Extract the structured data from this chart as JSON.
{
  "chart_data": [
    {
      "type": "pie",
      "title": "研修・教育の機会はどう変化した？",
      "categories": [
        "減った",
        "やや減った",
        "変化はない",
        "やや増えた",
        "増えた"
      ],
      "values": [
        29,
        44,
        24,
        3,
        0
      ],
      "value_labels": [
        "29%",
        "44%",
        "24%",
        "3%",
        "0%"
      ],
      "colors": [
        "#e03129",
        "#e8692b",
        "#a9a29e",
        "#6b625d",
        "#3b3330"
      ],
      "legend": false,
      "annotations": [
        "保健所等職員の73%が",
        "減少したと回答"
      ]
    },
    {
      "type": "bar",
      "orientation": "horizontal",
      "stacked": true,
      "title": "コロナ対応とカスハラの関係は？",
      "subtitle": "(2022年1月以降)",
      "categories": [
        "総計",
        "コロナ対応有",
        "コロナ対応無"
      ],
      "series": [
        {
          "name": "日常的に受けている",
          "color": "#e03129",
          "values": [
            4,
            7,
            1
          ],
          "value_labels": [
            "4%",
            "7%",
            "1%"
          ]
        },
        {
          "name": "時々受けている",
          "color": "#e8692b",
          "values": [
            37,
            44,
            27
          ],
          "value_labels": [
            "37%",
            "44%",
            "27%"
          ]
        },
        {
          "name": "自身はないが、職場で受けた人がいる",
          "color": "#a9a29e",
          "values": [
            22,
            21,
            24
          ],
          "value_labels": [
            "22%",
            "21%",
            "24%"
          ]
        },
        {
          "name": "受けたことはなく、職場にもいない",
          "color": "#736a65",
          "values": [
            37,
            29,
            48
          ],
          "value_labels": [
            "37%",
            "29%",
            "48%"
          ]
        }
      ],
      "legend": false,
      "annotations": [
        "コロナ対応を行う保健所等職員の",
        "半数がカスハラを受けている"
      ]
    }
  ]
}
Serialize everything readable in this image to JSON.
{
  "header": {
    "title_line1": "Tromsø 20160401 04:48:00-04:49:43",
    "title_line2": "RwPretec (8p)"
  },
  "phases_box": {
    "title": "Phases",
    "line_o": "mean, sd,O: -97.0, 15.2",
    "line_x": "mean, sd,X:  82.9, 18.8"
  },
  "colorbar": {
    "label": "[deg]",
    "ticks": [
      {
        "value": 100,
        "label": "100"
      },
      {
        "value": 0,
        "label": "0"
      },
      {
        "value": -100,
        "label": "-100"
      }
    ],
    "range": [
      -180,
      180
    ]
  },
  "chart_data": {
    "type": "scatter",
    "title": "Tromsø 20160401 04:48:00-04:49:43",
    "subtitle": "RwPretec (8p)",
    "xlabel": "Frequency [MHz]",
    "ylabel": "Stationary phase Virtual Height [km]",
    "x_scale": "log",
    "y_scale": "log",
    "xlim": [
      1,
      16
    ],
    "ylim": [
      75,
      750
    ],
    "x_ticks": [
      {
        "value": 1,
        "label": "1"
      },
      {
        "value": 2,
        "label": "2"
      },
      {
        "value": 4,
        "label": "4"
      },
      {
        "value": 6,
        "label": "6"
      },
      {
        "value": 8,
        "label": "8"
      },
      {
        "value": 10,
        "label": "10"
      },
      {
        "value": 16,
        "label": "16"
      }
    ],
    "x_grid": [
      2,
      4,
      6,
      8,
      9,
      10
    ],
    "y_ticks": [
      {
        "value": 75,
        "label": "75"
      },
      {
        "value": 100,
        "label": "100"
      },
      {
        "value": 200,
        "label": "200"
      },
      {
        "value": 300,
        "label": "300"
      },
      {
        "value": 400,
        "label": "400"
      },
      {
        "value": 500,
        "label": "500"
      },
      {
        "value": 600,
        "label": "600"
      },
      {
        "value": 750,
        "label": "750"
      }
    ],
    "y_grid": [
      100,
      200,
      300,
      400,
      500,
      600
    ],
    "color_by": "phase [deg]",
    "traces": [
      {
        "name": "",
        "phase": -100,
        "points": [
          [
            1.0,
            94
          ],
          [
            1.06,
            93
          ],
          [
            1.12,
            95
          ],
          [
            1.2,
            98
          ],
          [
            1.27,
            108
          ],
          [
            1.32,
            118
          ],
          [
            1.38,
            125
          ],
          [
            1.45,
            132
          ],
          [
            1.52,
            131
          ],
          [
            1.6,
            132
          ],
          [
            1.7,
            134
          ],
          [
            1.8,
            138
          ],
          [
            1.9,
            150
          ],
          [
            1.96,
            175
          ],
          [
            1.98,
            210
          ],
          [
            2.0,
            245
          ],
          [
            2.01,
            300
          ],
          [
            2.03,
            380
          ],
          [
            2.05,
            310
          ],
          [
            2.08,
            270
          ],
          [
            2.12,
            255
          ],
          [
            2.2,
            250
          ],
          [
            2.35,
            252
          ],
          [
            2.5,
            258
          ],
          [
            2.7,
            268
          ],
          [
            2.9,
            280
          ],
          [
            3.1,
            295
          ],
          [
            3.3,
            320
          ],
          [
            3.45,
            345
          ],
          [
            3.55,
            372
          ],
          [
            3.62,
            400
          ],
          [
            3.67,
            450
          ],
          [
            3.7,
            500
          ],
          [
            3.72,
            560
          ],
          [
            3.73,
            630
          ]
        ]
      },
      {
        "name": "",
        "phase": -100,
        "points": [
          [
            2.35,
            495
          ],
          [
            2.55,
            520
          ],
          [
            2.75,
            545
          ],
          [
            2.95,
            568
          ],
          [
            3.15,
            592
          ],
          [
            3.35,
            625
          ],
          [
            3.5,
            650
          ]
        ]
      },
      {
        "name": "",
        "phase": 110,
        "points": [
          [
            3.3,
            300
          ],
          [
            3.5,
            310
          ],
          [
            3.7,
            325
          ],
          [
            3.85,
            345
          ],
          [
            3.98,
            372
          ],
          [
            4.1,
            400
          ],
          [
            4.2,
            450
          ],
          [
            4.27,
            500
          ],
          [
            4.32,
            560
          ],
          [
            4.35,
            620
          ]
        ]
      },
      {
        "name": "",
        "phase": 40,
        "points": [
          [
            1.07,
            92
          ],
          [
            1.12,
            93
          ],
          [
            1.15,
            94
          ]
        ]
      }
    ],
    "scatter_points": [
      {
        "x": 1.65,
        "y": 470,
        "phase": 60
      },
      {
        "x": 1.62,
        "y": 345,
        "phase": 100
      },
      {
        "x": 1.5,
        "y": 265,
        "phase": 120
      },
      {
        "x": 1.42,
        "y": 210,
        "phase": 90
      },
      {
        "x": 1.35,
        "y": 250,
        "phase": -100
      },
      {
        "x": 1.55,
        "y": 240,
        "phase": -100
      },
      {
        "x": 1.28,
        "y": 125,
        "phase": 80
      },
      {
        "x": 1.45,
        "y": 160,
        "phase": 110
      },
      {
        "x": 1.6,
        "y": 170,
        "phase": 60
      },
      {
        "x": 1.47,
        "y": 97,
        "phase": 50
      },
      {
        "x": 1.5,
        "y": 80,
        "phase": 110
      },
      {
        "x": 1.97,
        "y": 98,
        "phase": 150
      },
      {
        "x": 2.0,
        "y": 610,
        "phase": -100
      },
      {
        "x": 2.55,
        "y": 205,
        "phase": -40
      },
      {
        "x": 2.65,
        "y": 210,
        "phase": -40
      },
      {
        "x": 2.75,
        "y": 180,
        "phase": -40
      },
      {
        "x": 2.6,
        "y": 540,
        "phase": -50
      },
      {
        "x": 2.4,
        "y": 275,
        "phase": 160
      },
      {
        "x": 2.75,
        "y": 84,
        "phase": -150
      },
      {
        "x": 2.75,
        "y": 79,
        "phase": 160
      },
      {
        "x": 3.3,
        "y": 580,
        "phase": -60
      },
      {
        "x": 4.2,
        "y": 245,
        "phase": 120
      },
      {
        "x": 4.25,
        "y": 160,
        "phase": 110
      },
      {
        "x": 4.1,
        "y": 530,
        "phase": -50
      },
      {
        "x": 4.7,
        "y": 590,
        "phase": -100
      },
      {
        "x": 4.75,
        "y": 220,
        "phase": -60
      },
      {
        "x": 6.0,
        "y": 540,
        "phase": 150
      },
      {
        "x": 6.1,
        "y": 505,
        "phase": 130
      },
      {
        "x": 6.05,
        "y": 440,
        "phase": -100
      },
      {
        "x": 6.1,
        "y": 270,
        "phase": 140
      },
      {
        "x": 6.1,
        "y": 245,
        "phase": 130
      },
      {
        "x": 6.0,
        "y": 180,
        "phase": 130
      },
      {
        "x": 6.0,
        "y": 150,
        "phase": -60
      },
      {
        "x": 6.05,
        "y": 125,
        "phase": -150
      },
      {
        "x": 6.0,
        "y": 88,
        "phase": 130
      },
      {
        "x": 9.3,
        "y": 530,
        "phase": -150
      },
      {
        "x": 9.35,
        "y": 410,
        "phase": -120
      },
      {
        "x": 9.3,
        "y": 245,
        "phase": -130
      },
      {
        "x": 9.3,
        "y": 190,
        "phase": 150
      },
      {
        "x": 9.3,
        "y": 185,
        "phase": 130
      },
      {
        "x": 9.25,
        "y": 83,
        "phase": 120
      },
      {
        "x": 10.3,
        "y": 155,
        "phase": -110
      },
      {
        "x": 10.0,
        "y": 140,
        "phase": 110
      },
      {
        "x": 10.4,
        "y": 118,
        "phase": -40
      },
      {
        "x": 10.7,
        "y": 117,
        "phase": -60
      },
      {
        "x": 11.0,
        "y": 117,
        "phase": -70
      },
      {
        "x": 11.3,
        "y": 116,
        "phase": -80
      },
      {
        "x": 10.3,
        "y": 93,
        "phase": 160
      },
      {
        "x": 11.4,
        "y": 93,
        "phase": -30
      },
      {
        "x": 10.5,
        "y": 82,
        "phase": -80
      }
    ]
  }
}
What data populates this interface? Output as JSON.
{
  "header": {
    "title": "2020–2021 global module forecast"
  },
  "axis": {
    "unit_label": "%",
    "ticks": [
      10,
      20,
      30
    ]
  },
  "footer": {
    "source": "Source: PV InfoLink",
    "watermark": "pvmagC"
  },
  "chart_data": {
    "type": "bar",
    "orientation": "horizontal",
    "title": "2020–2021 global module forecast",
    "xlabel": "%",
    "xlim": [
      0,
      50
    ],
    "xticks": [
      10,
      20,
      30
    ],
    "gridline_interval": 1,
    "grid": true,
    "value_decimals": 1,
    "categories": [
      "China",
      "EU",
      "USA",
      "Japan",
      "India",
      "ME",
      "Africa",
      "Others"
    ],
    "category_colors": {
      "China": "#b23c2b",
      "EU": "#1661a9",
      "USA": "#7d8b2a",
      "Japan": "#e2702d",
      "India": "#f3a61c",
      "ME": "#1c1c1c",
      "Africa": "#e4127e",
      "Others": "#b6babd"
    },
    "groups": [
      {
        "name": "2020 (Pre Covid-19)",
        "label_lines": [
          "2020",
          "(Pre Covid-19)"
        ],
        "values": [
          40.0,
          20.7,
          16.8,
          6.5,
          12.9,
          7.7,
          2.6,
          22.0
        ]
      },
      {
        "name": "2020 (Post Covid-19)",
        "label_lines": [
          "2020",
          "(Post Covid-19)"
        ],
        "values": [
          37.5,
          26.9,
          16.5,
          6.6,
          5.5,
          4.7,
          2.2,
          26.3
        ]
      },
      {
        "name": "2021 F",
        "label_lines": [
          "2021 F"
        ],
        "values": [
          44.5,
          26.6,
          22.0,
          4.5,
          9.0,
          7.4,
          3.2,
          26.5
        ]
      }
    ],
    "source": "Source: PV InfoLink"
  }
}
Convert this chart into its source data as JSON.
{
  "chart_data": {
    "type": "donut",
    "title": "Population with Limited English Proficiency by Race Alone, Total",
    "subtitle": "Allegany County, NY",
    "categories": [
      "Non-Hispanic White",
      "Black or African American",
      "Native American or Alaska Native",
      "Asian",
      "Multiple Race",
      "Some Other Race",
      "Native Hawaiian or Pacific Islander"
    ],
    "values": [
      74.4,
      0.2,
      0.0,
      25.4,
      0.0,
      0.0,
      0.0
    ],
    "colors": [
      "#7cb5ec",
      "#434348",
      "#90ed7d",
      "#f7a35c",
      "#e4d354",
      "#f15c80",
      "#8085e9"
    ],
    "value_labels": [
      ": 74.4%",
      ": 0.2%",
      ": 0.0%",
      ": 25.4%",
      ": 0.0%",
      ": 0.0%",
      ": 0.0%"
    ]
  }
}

• • • •

* **PROBLEM DETAILS**
Give back exactly the lines from the line containing "Convert this chart" to the end of the entries, and no other lines.

* **RIGHT ANSWER**
Convert this chart into its source data as JSON.
{
  "chart_data": {
    "type": "donut",
    "title": "Population with Limited English Proficiency by Race Alone, Total",
    "subtitle": "Allegany County, NY",
    "categories": [
      "Non-Hispanic White",
      "Black or African American",
      "Native American or Alaska Native",
      "Asian",
      "Multiple Race",
      "Some Other Race",
      "Native Hawaiian or Pacific Islander"
    ],
    "values": [
      74.4,
      0.2,
      0.0,
      25.4,
      0.0,
      0.0,
      0.0
    ],
    "colors": [
      "#7cb5ec",
      "#434348",
      "#90ed7d",
      "#f7a35c",
      "#e4d354",
      "#f15c80",
      "#8085e9"
    ],
    "value_labels": [
      ": 74.4%",
      ": 0.2%",
      ": 0.0%",
      ": 25.4%",
      ": 0.0%",
      ": 0.0%",
      ": 0.0%"
    ]
  }
}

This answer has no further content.